▶ **Problem**: For every line in the records that has the word "Automated", make a copy.

━━━

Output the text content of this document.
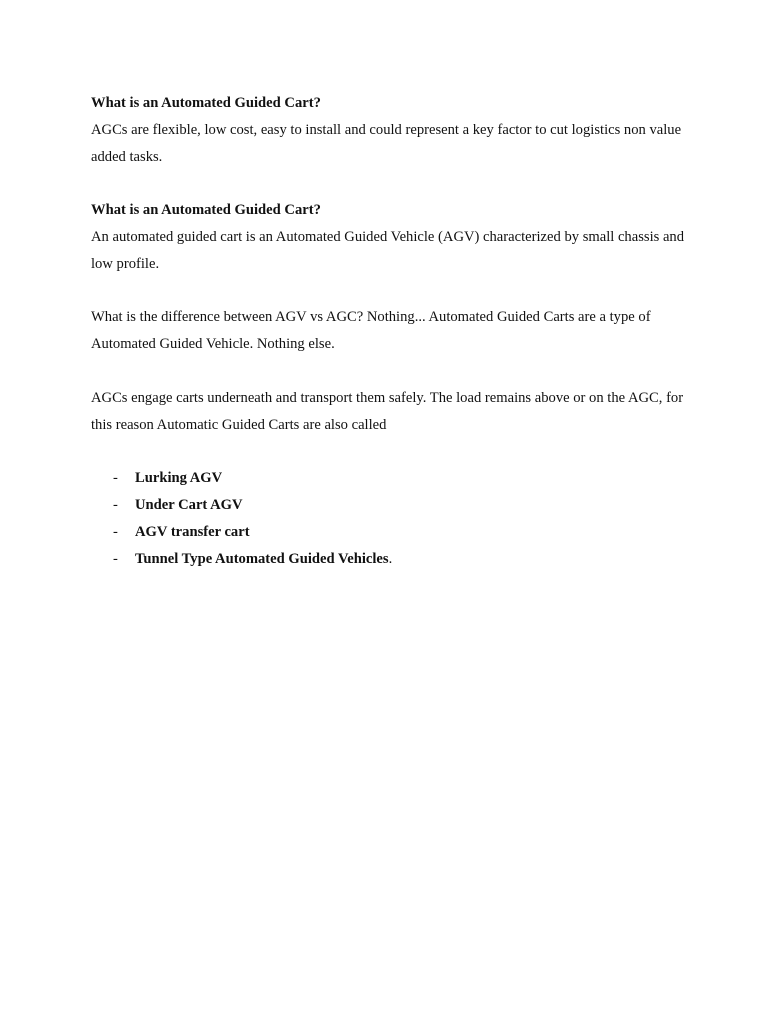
What is an Automated Guided Cart?

AGCs are flexible, low cost, easy to install and could represent a key factor to cut logistics non value added tasks.

What is an Automated Guided Cart?

An automated guided cart is an Automated Guided Vehicle (AGV) characterized by small chassis and low profile.

What is the difference between AGV vs AGC? Nothing... Automated Guided Carts are a type of Automated Guided Vehicle. Nothing else.

AGCs engage carts underneath and transport them safely. The load remains above or on the AGC, for this reason Automatic Guided Carts are also called

- Lurking AGV
- Under Cart AGV
- AGV transfer cart
- Tunnel Type Automated Guided Vehicles.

━━━

▶ **Reply to the task**:
What is an Automated Guided Cart?
What is an Automated Guided Cart?
An automated guided cart is an Automated Guided Vehicle (AGV) characterized by small chassis and low profile.
What is the difference between AGV vs AGC? Nothing... Automated Guided Carts are a type of Automated Guided Vehicle. Nothing else.
- Tunnel Type Automated Guided Vehicles.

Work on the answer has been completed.